§ **PROVIDED RECORDS**:
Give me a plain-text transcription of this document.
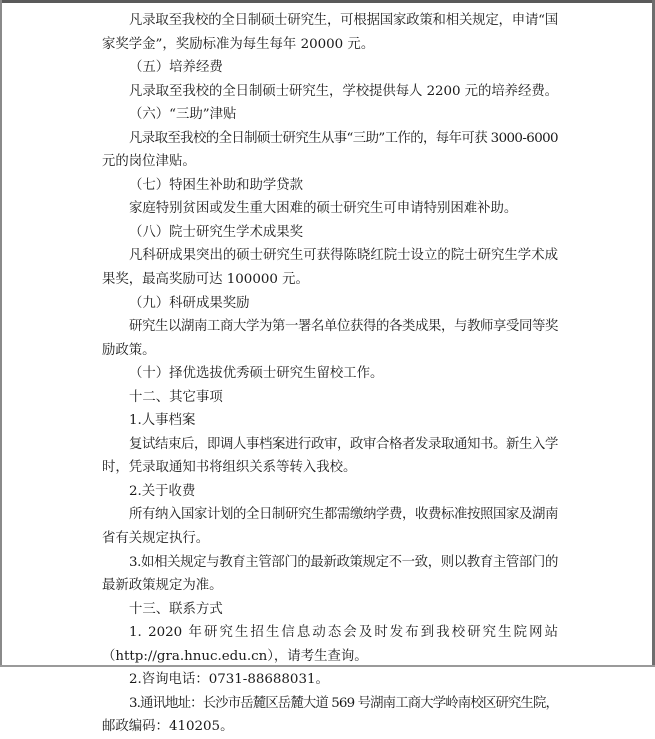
凡录取至我校的全日制硕士研究生，可根据国家政策和相关规定，申请“国
家奖学金”，奖励标准为每生每年 20000 元。
（五）培养经费
凡录取至我校的全日制硕士研究生，学校提供每人 2200 元的培养经费。
（六）“三助”津贴
凡录取至我校的全日制硕士研究生从事“三助”工作的，每年可获 3000-6000
元的岗位津贴。
（七）特困生补助和助学贷款
家庭特别贫困或发生重大困难的硕士研究生可申请特别困难补助。
（八）院士研究生学术成果奖
凡科研成果突出的硕士研究生可获得陈晓红院士设立的院士研究生学术成
果奖，最高奖励可达 100000 元。
（九）科研成果奖励
研究生以湖南工商大学为第一署名单位获得的各类成果，与教师享受同等奖
励政策。
（十）择优选拔优秀硕士研究生留校工作。
十二、其它事项
1.人事档案
复试结束后，即调人事档案进行政审，政审合格者发录取通知书。新生入学
时，凭录取通知书将组织关系等转入我校。
2.关于收费
所有纳入国家计划的全日制研究生都需缴纳学费，收费标准按照国家及湖南
省有关规定执行。
3.如相关规定与教育主管部门的最新政策规定不一致，则以教育主管部门的
最新政策规定为准。
十三、联系方式
1. 2020 年研究生招生信息动态会及时发布到我校研究生院网站
（http://gra.hnuc.edu.cn），请考生查询。
2.咨询电话：0731-88688031。
3.通讯地址：长沙市岳麓区岳麓大道 569 号湖南工商大学岭南校区研究生院，
邮政编码：410205。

§ **DO THIS**: Leave images out of the retyped records; keep all else exact.

§ **TASK RESULT**:
Give me a plain-text transcription of this document.
凡录取至我校的全日制硕士研究生，可根据国家政策和相关规定，申请“国
家奖学金”，奖励标准为每生每年 20000 元。
（五）培养经费
凡录取至我校的全日制硕士研究生，学校提供每人 2200 元的培养经费。
（六）“三助”津贴
凡录取至我校的全日制硕士研究生从事“三助”工作的，每年可获 3000-6000
元的岗位津贴。
（七）特困生补助和助学贷款
家庭特别贫困或发生重大困难的硕士研究生可申请特别困难补助。
（八）院士研究生学术成果奖
凡科研成果突出的硕士研究生可获得陈晓红院士设立的院士研究生学术成
果奖，最高奖励可达 100000 元。
（九）科研成果奖励
研究生以湖南工商大学为第一署名单位获得的各类成果，与教师享受同等奖
励政策。
（十）择优选拔优秀硕士研究生留校工作。
十二、其它事项
1.人事档案
复试结束后，即调人事档案进行政审，政审合格者发录取通知书。新生入学
时，凭录取通知书将组织关系等转入我校。
2.关于收费
所有纳入国家计划的全日制研究生都需缴纳学费，收费标准按照国家及湖南
省有关规定执行。
3.如相关规定与教育主管部门的最新政策规定不一致，则以教育主管部门的
最新政策规定为准。
十三、联系方式
1. 2020 年研究生招生信息动态会及时发布到我校研究生院网站
（http://gra.hnuc.edu.cn），请考生查询。
2.咨询电话：0731-88688031。
3.通讯地址：长沙市岳麓区岳麓大道 569 号湖南工商大学岭南校区研究生院，
邮政编码：410205。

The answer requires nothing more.